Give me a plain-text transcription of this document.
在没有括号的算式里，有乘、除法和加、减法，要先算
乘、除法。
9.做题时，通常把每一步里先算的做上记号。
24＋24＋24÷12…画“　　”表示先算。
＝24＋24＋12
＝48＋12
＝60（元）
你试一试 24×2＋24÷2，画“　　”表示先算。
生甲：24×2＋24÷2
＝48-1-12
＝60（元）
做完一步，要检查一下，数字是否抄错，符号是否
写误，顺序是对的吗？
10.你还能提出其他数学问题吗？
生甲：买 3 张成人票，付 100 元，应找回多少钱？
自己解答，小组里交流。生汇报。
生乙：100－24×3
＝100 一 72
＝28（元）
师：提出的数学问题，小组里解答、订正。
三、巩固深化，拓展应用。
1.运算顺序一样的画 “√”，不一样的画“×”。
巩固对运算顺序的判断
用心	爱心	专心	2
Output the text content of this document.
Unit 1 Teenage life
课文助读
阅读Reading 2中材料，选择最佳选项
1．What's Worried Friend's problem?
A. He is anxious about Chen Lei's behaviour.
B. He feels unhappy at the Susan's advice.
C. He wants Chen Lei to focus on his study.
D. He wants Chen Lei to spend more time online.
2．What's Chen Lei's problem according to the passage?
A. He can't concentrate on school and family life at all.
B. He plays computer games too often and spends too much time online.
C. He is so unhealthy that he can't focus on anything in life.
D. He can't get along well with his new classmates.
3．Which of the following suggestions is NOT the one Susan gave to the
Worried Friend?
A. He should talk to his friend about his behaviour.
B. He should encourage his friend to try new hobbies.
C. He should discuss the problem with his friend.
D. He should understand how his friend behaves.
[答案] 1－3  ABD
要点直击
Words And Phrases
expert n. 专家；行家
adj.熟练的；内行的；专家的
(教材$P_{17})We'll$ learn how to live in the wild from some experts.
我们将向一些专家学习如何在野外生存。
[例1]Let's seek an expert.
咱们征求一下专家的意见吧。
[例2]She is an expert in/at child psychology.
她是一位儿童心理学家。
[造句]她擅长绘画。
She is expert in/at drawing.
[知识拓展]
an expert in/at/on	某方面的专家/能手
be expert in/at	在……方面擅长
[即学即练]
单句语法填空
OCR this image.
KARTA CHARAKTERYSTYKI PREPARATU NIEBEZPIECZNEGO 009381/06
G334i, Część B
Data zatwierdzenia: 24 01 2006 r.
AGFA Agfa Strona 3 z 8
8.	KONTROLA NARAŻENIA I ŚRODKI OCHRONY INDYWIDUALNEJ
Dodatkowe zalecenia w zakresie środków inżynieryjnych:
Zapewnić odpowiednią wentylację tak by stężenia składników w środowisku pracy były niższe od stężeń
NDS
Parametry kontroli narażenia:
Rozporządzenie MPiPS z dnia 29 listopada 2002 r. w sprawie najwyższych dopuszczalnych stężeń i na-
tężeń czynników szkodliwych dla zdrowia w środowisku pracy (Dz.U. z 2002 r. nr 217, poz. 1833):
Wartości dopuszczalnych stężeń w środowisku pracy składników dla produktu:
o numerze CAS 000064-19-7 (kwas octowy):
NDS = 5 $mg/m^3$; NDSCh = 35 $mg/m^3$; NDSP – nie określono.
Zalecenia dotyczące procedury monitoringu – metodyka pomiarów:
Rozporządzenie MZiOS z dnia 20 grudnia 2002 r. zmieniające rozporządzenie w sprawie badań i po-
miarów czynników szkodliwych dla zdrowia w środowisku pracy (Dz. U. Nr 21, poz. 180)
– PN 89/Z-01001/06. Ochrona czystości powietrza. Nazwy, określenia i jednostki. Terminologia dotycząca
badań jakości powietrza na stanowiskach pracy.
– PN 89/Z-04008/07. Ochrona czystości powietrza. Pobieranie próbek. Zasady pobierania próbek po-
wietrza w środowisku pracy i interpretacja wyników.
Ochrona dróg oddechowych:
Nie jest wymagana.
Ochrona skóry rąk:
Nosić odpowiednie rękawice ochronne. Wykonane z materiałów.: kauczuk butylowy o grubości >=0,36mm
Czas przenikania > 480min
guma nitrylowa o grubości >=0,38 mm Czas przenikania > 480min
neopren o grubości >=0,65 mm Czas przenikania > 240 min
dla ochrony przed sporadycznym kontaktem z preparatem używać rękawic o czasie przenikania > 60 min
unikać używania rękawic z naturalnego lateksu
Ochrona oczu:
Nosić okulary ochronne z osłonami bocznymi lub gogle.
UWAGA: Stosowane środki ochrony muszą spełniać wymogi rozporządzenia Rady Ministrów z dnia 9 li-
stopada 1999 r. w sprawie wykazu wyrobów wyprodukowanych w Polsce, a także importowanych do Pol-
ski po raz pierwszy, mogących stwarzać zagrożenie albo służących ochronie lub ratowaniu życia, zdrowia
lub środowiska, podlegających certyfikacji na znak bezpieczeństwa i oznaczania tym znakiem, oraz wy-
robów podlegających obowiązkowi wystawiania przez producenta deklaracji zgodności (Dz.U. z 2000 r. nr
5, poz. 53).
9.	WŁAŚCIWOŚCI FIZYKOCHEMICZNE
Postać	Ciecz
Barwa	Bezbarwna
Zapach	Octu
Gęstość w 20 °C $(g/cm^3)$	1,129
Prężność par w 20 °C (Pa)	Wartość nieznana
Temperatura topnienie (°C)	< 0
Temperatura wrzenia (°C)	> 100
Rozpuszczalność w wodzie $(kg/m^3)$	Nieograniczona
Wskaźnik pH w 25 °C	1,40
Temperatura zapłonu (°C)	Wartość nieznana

**Directive**
Retype the listing above in full, with no alterations.

**Written reply**
Give me a plain-text transcription of this document.
在没有括号的算式里，有乘、除法和加、减法，要先算
乘、除法。
9.做题时，通常把每一步里先算的做上记号。
24＋24＋24÷12…画“　　”表示先算。
＝24＋24＋12
＝48＋12
＝60（元）
你试一试 24×2＋24÷2，画“　　”表示先算。
生甲：24×2＋24÷2
＝48-1-12
＝60（元）
做完一步，要检查一下，数字是否抄错，符号是否
写误，顺序是对的吗？
10.你还能提出其他数学问题吗？
生甲：买 3 张成人票，付 100 元，应找回多少钱？
自己解答，小组里交流。生汇报。
生乙：100－24×3
＝100 一 72
＝28（元）
师：提出的数学问题，小组里解答、订正。
三、巩固深化，拓展应用。
1.运算顺序一样的画 “√”，不一样的画“×”。
巩固对运算顺序的判断
用心	爱心	专心	2
Output the text content of this document.
Unit 1 Teenage life
课文助读
阅读Reading 2中材料，选择最佳选项
1．What's Worried Friend's problem?
A. He is anxious about Chen Lei's behaviour.
B. He feels unhappy at the Susan's advice.
C. He wants Chen Lei to focus on his study.
D. He wants Chen Lei to spend more time online.
2．What's Chen Lei's problem according to the passage?
A. He can't concentrate on school and family life at all.
B. He plays computer games too often and spends too much time online.
C. He is so unhealthy that he can't focus on anything in life.
D. He can't get along well with his new classmates.
3．Which of the following suggestions is NOT the one Susan gave to the
Worried Friend?
A. He should talk to his friend about his behaviour.
B. He should encourage his friend to try new hobbies.
C. He should discuss the problem with his friend.
D. He should understand how his friend behaves.
[答案] 1－3  ABD
要点直击
Words And Phrases
expert n. 专家；行家
adj.熟练的；内行的；专家的
(教材$P_{17})We'll$ learn how to live in the wild from some experts.
我们将向一些专家学习如何在野外生存。
[例1]Let's seek an expert.
咱们征求一下专家的意见吧。
[例2]She is an expert in/at child psychology.
她是一位儿童心理学家。
[造句]她擅长绘画。
She is expert in/at drawing.
[知识拓展]
an expert in/at/on	某方面的专家/能手
be expert in/at	在……方面擅长
[即学即练]
单句语法填空
OCR this image.
KARTA CHARAKTERYSTYKI PREPARATU NIEBEZPIECZNEGO 009381/06
G334i, Część B
Data zatwierdzenia: 24 01 2006 r.
AGFA Agfa Strona 3 z 8
8.	KONTROLA NARAŻENIA I ŚRODKI OCHRONY INDYWIDUALNEJ
Dodatkowe zalecenia w zakresie środków inżynieryjnych:
Zapewnić odpowiednią wentylację tak by stężenia składników w środowisku pracy były niższe od stężeń
NDS
Parametry kontroli narażenia:
Rozporządzenie MPiPS z dnia 29 listopada 2002 r. w sprawie najwyższych dopuszczalnych stężeń i na-
tężeń czynników szkodliwych dla zdrowia w środowisku pracy (Dz.U. z 2002 r. nr 217, poz. 1833):
Wartości dopuszczalnych stężeń w środowisku pracy składników dla produktu:
o numerze CAS 000064-19-7 (kwas octowy):
NDS = 5 $mg/m^3$; NDSCh = 35 $mg/m^3$; NDSP – nie określono.
Zalecenia dotyczące procedury monitoringu – metodyka pomiarów:
Rozporządzenie MZiOS z dnia 20 grudnia 2002 r. zmieniające rozporządzenie w sprawie badań i po-
miarów czynników szkodliwych dla zdrowia w środowisku pracy (Dz. U. Nr 21, poz. 180)
– PN 89/Z-01001/06. Ochrona czystości powietrza. Nazwy, określenia i jednostki. Terminologia dotycząca
badań jakości powietrza na stanowiskach pracy.
– PN 89/Z-04008/07. Ochrona czystości powietrza. Pobieranie próbek. Zasady pobierania próbek po-
wietrza w środowisku pracy i interpretacja wyników.
Ochrona dróg oddechowych:
Nie jest wymagana.
Ochrona skóry rąk:
Nosić odpowiednie rękawice ochronne. Wykonane z materiałów.: kauczuk butylowy o grubości >=0,36mm
Czas przenikania > 480min
guma nitrylowa o grubości >=0,38 mm Czas przenikania > 480min
neopren o grubości >=0,65 mm Czas przenikania > 240 min
dla ochrony przed sporadycznym kontaktem z preparatem używać rękawic o czasie przenikania > 60 min
unikać używania rękawic z naturalnego lateksu
Ochrona oczu:
Nosić okulary ochronne z osłonami bocznymi lub gogle.
UWAGA: Stosowane środki ochrony muszą spełniać wymogi rozporządzenia Rady Ministrów z dnia 9 li-
stopada 1999 r. w sprawie wykazu wyrobów wyprodukowanych w Polsce, a także importowanych do Pol-
ski po raz pierwszy, mogących stwarzać zagrożenie albo służących ochronie lub ratowaniu życia, zdrowia
lub środowiska, podlegających certyfikacji na znak bezpieczeństwa i oznaczania tym znakiem, oraz wy-
robów podlegających obowiązkowi wystawiania przez producenta deklaracji zgodności (Dz.U. z 2000 r. nr
5, poz. 53).
9.	WŁAŚCIWOŚCI FIZYKOCHEMICZNE
Postać	Ciecz
Barwa	Bezbarwna
Zapach	Octu
Gęstość w 20 °C $(g/cm^3)$	1,129
Prężność par w 20 °C (Pa)	Wartość nieznana
Temperatura topnienie (°C)	< 0
Temperatura wrzenia (°C)	> 100
Rozpuszczalność w wodzie $(kg/m^3)$	Nieograniczona
Wskaźnik pH w 25 °C	1,40
Temperatura zapłonu (°C)	Wartość nieznana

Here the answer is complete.